__MATERIALS PROVIDED__
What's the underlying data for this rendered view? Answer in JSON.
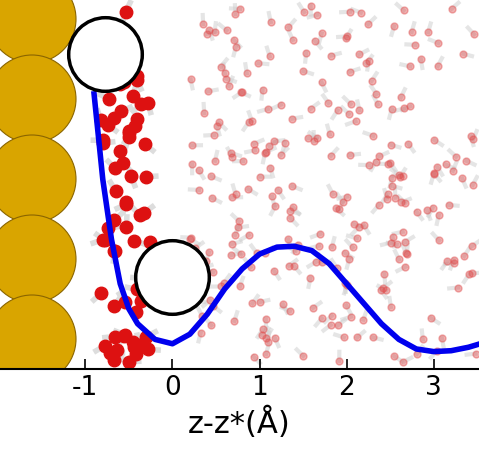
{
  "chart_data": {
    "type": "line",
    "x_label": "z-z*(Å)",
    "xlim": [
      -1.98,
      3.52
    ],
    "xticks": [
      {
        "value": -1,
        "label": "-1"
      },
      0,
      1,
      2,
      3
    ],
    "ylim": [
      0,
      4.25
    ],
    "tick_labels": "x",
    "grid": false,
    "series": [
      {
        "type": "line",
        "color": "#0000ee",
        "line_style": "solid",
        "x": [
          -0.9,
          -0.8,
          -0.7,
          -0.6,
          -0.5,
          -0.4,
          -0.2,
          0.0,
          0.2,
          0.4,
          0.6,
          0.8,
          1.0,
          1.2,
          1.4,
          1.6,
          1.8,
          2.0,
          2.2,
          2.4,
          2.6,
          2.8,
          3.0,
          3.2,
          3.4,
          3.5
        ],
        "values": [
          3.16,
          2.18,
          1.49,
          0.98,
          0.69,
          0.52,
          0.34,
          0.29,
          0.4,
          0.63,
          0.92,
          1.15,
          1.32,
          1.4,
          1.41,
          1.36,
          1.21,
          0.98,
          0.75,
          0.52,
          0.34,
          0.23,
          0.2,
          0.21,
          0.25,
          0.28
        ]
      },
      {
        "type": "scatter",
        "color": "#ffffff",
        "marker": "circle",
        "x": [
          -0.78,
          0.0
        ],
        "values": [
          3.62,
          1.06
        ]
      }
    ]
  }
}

__CHALLENGE__
Copy the entries above faithfully and omit every image.

__COMPLETE OUTPUT__
What's the underlying data for this rendered view? Answer in JSON.
{
  "chart_data": {
    "type": "line",
    "x_label": "z-z*(Å)",
    "xlim": [
      -1.98,
      3.52
    ],
    "xticks": [
      {
        "value": -1,
        "label": "-1"
      },
      0,
      1,
      2,
      3
    ],
    "ylim": [
      0,
      4.25
    ],
    "tick_labels": "x",
    "grid": false,
    "series": [
      {
        "type": "line",
        "color": "#0000ee",
        "line_style": "solid",
        "x": [
          -0.9,
          -0.8,
          -0.7,
          -0.6,
          -0.5,
          -0.4,
          -0.2,
          0.0,
          0.2,
          0.4,
          0.6,
          0.8,
          1.0,
          1.2,
          1.4,
          1.6,
          1.8,
          2.0,
          2.2,
          2.4,
          2.6,
          2.8,
          3.0,
          3.2,
          3.4,
          3.5
        ],
        "values": [
          3.16,
          2.18,
          1.49,
          0.98,
          0.69,
          0.52,
          0.34,
          0.29,
          0.4,
          0.63,
          0.92,
          1.15,
          1.32,
          1.4,
          1.41,
          1.36,
          1.21,
          0.98,
          0.75,
          0.52,
          0.34,
          0.23,
          0.2,
          0.21,
          0.25,
          0.28
        ]
      },
      {
        "type": "scatter",
        "color": "#ffffff",
        "marker": "circle",
        "x": [
          -0.78,
          0.0
        ],
        "values": [
          3.62,
          1.06
        ]
      }
    ]
  }
}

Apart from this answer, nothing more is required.